[REQUEST] Restate each entry word for word, leaving nothing out.

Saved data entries

↓↓↓

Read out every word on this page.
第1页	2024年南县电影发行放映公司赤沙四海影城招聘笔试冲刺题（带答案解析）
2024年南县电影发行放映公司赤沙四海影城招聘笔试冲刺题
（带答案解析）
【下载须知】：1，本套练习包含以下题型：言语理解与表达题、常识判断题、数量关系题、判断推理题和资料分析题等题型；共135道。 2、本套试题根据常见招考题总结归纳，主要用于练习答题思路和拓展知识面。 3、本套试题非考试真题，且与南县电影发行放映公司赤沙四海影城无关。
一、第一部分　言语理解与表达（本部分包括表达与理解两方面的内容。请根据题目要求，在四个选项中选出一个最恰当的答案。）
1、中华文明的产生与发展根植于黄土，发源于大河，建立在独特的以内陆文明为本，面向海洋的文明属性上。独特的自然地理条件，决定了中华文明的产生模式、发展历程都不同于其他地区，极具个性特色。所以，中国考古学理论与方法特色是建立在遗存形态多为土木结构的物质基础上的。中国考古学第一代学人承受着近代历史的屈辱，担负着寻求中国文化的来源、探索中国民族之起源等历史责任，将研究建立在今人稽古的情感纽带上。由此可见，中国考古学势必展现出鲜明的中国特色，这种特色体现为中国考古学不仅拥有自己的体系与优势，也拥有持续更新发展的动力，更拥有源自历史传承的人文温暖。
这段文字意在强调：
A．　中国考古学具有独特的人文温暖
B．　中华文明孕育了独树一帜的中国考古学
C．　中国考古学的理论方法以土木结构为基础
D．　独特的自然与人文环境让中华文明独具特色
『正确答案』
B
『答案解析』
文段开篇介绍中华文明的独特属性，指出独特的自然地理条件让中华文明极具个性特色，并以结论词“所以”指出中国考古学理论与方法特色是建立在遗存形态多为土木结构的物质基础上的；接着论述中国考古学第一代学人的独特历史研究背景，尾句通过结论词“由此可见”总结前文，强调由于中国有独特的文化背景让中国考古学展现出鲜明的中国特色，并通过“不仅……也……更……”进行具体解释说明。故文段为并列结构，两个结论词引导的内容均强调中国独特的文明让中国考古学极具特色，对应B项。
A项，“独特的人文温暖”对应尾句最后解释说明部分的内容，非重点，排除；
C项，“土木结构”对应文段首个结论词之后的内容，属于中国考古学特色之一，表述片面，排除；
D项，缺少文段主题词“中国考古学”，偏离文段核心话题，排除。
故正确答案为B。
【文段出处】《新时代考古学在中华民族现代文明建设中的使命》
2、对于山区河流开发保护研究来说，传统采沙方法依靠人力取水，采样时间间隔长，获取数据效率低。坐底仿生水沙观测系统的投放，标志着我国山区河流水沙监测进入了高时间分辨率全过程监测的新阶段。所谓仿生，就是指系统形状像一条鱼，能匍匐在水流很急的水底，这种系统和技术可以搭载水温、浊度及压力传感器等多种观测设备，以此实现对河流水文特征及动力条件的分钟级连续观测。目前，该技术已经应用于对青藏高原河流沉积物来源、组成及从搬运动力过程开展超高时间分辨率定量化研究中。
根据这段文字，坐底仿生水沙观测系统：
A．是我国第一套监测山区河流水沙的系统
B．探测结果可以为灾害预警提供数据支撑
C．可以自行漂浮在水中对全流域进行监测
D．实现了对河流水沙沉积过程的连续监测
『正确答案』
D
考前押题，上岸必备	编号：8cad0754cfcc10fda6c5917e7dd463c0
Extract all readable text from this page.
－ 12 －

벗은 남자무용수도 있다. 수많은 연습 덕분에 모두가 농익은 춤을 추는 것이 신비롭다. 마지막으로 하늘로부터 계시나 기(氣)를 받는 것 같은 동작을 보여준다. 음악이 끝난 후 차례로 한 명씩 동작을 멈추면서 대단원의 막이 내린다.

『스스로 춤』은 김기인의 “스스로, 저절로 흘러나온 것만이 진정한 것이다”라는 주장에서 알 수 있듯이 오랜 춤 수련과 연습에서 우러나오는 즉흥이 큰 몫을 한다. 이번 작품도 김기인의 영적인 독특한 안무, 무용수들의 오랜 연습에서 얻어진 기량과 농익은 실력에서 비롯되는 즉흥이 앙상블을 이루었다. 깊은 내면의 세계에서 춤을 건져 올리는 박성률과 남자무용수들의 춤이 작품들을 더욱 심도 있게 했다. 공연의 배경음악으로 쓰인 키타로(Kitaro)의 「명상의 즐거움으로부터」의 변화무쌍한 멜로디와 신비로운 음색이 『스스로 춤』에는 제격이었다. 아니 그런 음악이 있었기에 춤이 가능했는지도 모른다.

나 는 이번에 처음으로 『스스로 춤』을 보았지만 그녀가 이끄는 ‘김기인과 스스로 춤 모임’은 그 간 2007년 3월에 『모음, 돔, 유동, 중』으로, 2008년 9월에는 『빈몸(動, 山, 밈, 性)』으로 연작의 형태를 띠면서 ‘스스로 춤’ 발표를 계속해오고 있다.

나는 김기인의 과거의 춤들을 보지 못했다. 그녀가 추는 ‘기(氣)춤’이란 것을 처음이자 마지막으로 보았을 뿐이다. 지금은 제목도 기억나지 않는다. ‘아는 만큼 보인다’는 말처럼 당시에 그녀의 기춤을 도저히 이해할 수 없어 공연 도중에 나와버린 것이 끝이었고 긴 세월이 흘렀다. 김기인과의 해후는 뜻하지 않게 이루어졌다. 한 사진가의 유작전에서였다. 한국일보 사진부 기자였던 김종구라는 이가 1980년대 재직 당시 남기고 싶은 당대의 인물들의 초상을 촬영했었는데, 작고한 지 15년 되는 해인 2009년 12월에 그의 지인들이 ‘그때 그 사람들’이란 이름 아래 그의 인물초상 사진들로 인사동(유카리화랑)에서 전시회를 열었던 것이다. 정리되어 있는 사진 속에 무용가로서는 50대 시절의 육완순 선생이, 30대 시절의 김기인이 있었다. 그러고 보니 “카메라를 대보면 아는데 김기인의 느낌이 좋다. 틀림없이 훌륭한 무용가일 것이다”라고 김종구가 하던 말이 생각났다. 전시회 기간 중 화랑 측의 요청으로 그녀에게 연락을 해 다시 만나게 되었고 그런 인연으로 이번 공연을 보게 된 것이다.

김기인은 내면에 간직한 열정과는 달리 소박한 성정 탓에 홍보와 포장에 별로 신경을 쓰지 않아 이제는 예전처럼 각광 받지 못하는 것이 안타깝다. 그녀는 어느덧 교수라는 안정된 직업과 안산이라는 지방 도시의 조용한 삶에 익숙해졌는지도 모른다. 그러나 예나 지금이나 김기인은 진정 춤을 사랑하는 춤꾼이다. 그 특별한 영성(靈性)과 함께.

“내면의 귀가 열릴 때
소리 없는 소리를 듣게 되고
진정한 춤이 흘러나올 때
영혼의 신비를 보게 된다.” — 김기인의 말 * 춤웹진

↑↑↑

[ANSWER TO THIS EXERCISE]
Read out every word on this page.
第1页	2024年南县电影发行放映公司赤沙四海影城招聘笔试冲刺题（带答案解析）
2024年南县电影发行放映公司赤沙四海影城招聘笔试冲刺题
（带答案解析）
【下载须知】：1，本套练习包含以下题型：言语理解与表达题、常识判断题、数量关系题、判断推理题和资料分析题等题型；共135道。 2、本套试题根据常见招考题总结归纳，主要用于练习答题思路和拓展知识面。 3、本套试题非考试真题，且与南县电影发行放映公司赤沙四海影城无关。
一、第一部分　言语理解与表达（本部分包括表达与理解两方面的内容。请根据题目要求，在四个选项中选出一个最恰当的答案。）
1、中华文明的产生与发展根植于黄土，发源于大河，建立在独特的以内陆文明为本，面向海洋的文明属性上。独特的自然地理条件，决定了中华文明的产生模式、发展历程都不同于其他地区，极具个性特色。所以，中国考古学理论与方法特色是建立在遗存形态多为土木结构的物质基础上的。中国考古学第一代学人承受着近代历史的屈辱，担负着寻求中国文化的来源、探索中国民族之起源等历史责任，将研究建立在今人稽古的情感纽带上。由此可见，中国考古学势必展现出鲜明的中国特色，这种特色体现为中国考古学不仅拥有自己的体系与优势，也拥有持续更新发展的动力，更拥有源自历史传承的人文温暖。
这段文字意在强调：
A．　中国考古学具有独特的人文温暖
B．　中华文明孕育了独树一帜的中国考古学
C．　中国考古学的理论方法以土木结构为基础
D．　独特的自然与人文环境让中华文明独具特色
『正确答案』
B
『答案解析』
文段开篇介绍中华文明的独特属性，指出独特的自然地理条件让中华文明极具个性特色，并以结论词“所以”指出中国考古学理论与方法特色是建立在遗存形态多为土木结构的物质基础上的；接着论述中国考古学第一代学人的独特历史研究背景，尾句通过结论词“由此可见”总结前文，强调由于中国有独特的文化背景让中国考古学展现出鲜明的中国特色，并通过“不仅……也……更……”进行具体解释说明。故文段为并列结构，两个结论词引导的内容均强调中国独特的文明让中国考古学极具特色，对应B项。
A项，“独特的人文温暖”对应尾句最后解释说明部分的内容，非重点，排除；
C项，“土木结构”对应文段首个结论词之后的内容，属于中国考古学特色之一，表述片面，排除；
D项，缺少文段主题词“中国考古学”，偏离文段核心话题，排除。
故正确答案为B。
【文段出处】《新时代考古学在中华民族现代文明建设中的使命》
2、对于山区河流开发保护研究来说，传统采沙方法依靠人力取水，采样时间间隔长，获取数据效率低。坐底仿生水沙观测系统的投放，标志着我国山区河流水沙监测进入了高时间分辨率全过程监测的新阶段。所谓仿生，就是指系统形状像一条鱼，能匍匐在水流很急的水底，这种系统和技术可以搭载水温、浊度及压力传感器等多种观测设备，以此实现对河流水文特征及动力条件的分钟级连续观测。目前，该技术已经应用于对青藏高原河流沉积物来源、组成及从搬运动力过程开展超高时间分辨率定量化研究中。
根据这段文字，坐底仿生水沙观测系统：
A．是我国第一套监测山区河流水沙的系统
B．探测结果可以为灾害预警提供数据支撑
C．可以自行漂浮在水中对全流域进行监测
D．实现了对河流水沙沉积过程的连续监测
『正确答案』
D
考前押题，上岸必备	编号：8cad0754cfcc10fda6c5917e7dd463c0
Extract all readable text from this page.
－ 12 －

벗은 남자무용수도 있다. 수많은 연습 덕분에 모두가 농익은 춤을 추는 것이 신비롭다. 마지막으로 하늘로부터 계시나 기(氣)를 받는 것 같은 동작을 보여준다. 음악이 끝난 후 차례로 한 명씩 동작을 멈추면서 대단원의 막이 내린다.

『스스로 춤』은 김기인의 “스스로, 저절로 흘러나온 것만이 진정한 것이다”라는 주장에서 알 수 있듯이 오랜 춤 수련과 연습에서 우러나오는 즉흥이 큰 몫을 한다. 이번 작품도 김기인의 영적인 독특한 안무, 무용수들의 오랜 연습에서 얻어진 기량과 농익은 실력에서 비롯되는 즉흥이 앙상블을 이루었다. 깊은 내면의 세계에서 춤을 건져 올리는 박성률과 남자무용수들의 춤이 작품들을 더욱 심도 있게 했다. 공연의 배경음악으로 쓰인 키타로(Kitaro)의 「명상의 즐거움으로부터」의 변화무쌍한 멜로디와 신비로운 음색이 『스스로 춤』에는 제격이었다. 아니 그런 음악이 있었기에 춤이 가능했는지도 모른다.

나 는 이번에 처음으로 『스스로 춤』을 보았지만 그녀가 이끄는 ‘김기인과 스스로 춤 모임’은 그 간 2007년 3월에 『모음, 돔, 유동, 중』으로, 2008년 9월에는 『빈몸(動, 山, 밈, 性)』으로 연작의 형태를 띠면서 ‘스스로 춤’ 발표를 계속해오고 있다.

나는 김기인의 과거의 춤들을 보지 못했다. 그녀가 추는 ‘기(氣)춤’이란 것을 처음이자 마지막으로 보았을 뿐이다. 지금은 제목도 기억나지 않는다. ‘아는 만큼 보인다’는 말처럼 당시에 그녀의 기춤을 도저히 이해할 수 없어 공연 도중에 나와버린 것이 끝이었고 긴 세월이 흘렀다. 김기인과의 해후는 뜻하지 않게 이루어졌다. 한 사진가의 유작전에서였다. 한국일보 사진부 기자였던 김종구라는 이가 1980년대 재직 당시 남기고 싶은 당대의 인물들의 초상을 촬영했었는데, 작고한 지 15년 되는 해인 2009년 12월에 그의 지인들이 ‘그때 그 사람들’이란 이름 아래 그의 인물초상 사진들로 인사동(유카리화랑)에서 전시회를 열었던 것이다. 정리되어 있는 사진 속에 무용가로서는 50대 시절의 육완순 선생이, 30대 시절의 김기인이 있었다. 그러고 보니 “카메라를 대보면 아는데 김기인의 느낌이 좋다. 틀림없이 훌륭한 무용가일 것이다”라고 김종구가 하던 말이 생각났다. 전시회 기간 중 화랑 측의 요청으로 그녀에게 연락을 해 다시 만나게 되었고 그런 인연으로 이번 공연을 보게 된 것이다.

김기인은 내면에 간직한 열정과는 달리 소박한 성정 탓에 홍보와 포장에 별로 신경을 쓰지 않아 이제는 예전처럼 각광 받지 못하는 것이 안타깝다. 그녀는 어느덧 교수라는 안정된 직업과 안산이라는 지방 도시의 조용한 삶에 익숙해졌는지도 모른다. 그러나 예나 지금이나 김기인은 진정 춤을 사랑하는 춤꾼이다. 그 특별한 영성(靈性)과 함께.

“내면의 귀가 열릴 때
소리 없는 소리를 듣게 되고
진정한 춤이 흘러나올 때
영혼의 신비를 보게 된다.” — 김기인의 말 * 춤웹진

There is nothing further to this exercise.